> [DOCUMENT SOURCE]:
Démolir le rêve du rôliste

Le fantasme du créateur de JdR passé à tabac

Il fut une époque, pas si lointaine, où je vivais dans la triste illusion que je voulais être créateur de jeux de rôle. Pouvoir vivre de sa création et du jeu de rôle - vous voyez le tableau ? Être créateur de JdR était tout en haut de la liste des « boulots de mes rêves » (juste après « Assistant personnel et muse de George Lucas » mais avant « N’importe quel rôle de figurant dans un épisode de Star Trek »).

Vous voyez ce que je veux dire. Vous ne pouvez rester planté là et me dire que vous n’avez jamais pensé - ne serait-ce qu’une fois - à vivre du jeu de rôle.

Vous y voilà - un samedi soir autour de la table en train de jouer à Donj’ avec vos bons vieux potes. Vous êtes sans vergogne en train de botter le cul des orcs. Il y a un pack de six Heineken au frais. La vie est belle.

Soudain, une voix s’élève au-dessus du cliquetis des dés qui roulent…

« Hé, Kev’, tu sais quoi ?

- Quoi ?

- On pourrait le faire, mec.

- Bien sûr, qu’on peut le faire. Les défenses orcs sont sur le point de céder, réponds-je..

- Non, mon pote. Je veux dire qu’on pourrait faire des foutus jeux de rôles.

- Mais qu’est ce que tu racontes ? Allez, lance donc ton foutu jet de sauvegarde !

- Non, vraiment. On POURRAIT le faire. On pourrait se faire un max de thunes ! On pourrait devenir riches ! Riches comme Gary Gigax ! »

> [ENTRÉES FOURNIES]:
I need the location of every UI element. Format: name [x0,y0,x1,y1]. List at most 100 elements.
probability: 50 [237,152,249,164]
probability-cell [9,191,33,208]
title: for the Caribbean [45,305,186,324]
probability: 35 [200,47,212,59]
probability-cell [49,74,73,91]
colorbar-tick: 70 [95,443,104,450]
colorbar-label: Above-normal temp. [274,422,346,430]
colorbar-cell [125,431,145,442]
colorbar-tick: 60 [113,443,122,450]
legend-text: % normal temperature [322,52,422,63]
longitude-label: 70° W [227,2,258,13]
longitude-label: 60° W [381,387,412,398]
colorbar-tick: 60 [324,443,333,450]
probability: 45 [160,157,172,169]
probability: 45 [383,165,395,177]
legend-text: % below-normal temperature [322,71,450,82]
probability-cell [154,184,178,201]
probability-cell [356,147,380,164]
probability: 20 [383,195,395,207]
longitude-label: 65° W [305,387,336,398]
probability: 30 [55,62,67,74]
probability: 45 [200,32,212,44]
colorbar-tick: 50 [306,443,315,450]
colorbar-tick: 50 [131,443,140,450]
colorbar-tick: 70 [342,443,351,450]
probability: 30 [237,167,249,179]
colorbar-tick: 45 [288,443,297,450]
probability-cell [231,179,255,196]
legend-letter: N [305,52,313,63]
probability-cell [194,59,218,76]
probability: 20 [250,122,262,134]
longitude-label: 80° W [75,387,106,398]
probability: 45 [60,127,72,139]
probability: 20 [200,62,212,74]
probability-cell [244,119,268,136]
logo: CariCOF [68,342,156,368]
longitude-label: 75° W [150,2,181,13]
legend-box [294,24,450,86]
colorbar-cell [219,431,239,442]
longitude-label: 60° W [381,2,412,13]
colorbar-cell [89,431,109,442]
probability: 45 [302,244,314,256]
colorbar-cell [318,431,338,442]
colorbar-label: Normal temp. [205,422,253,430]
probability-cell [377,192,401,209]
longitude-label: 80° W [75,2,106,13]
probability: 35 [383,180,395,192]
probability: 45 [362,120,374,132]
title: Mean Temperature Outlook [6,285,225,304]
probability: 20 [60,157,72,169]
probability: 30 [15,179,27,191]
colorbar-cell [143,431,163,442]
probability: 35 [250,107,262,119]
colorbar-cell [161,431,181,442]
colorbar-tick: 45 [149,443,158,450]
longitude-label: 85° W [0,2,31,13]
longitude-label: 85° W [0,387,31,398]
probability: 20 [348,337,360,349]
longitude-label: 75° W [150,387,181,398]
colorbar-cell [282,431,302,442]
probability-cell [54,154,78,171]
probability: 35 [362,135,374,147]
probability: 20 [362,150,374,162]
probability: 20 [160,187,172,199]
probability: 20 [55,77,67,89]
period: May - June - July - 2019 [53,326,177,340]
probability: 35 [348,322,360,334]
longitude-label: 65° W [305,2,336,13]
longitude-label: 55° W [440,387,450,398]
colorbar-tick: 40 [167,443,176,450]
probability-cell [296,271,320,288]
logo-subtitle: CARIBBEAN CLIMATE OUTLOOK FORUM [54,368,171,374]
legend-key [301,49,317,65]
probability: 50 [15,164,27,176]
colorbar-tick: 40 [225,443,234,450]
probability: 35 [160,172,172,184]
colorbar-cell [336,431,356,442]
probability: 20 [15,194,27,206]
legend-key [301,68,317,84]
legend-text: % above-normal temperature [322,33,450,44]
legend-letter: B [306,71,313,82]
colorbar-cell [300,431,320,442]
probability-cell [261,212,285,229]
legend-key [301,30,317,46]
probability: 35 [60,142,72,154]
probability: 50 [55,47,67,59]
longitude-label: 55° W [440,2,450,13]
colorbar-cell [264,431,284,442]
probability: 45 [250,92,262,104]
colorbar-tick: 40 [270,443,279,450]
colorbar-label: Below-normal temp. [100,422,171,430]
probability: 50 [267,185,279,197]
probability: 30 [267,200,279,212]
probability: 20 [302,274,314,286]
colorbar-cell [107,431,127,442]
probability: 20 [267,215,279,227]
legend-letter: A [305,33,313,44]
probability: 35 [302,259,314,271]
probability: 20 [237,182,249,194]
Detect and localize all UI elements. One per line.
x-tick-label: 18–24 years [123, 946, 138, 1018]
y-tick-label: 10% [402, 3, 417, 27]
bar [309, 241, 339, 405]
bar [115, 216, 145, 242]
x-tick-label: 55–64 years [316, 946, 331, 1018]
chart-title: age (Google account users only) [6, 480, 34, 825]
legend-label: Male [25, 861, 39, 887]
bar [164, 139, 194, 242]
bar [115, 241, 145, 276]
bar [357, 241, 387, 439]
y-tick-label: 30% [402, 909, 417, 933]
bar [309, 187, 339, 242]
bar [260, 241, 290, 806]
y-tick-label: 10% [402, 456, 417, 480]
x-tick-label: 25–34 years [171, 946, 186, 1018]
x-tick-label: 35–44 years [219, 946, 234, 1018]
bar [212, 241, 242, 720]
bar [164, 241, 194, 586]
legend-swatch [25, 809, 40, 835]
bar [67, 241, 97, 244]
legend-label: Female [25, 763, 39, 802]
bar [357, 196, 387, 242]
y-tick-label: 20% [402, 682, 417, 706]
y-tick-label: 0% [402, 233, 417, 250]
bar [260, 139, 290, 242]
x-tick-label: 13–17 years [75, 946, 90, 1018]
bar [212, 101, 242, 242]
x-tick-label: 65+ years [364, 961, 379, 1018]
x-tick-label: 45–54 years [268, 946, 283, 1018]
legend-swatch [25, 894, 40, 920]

> [VOS TÂCHES]:
a) D'après le texte sur le rêve du rôliste, quel métier vient juste avant celui de créateur de JdR dans la liste des « boulots de mes rêves » ?
b) Recopiez, dans le texte sur le rêve du rôliste, tout le passage qui va de « Vous voyez ce » jusqu'à « sais quoi ? ».
c) Rédigez la suite du texte sur le rêve du rôliste, à partir de sa dernière phrase.

> [LES RÉPONSES]:
a) Assistant personnel et muse de George Lucas.

b)
Vous voyez ce que je veux dire. Vous ne pouvez rester planté là et me dire que vous n’avez jamais pensé - ne serait-ce qu’une fois - à vivre du jeu de rôle.

Vous y voilà - un samedi soir autour de la table en train de jouer à Donj’ avec vos bons vieux potes. Vous êtes sans vergogne en train de botter le cul des orcs. Il y a un pack de six Heineken au frais. La vie est belle.

Soudain, une voix s’élève au-dessus du cliquetis des dés qui roulent…

« Hé, Kev’, tu sais quoi ?

c)
Depuis toutes ces années, combien de fois a-t-on déjà entendu ces mêmes paroles autour d’une table de JdR ? Dieu merci, on en reste généralement là. Évidemment, le rêve est là, mais pour une raison ou une autre, cela ne va pas plus loin. Peut-être par manque d’ambition ou de capacités à mener le projet à terme. Ou peut-être parce qu’il vous manquait encore une bière avant d’être assez saoul pour adhérer à l’idée.

De temps en temps, cependant, quelqu’un d’autre du groupe suivra le mouvement avec un « Meeeeeerde ! Il a raison, Kev’ ! Je parie qu’on pourrait le faire. Bon sang, la plupart de nos règles maison sont BEAUCOUP mieux que les conneries qu’ils publient  (1) . »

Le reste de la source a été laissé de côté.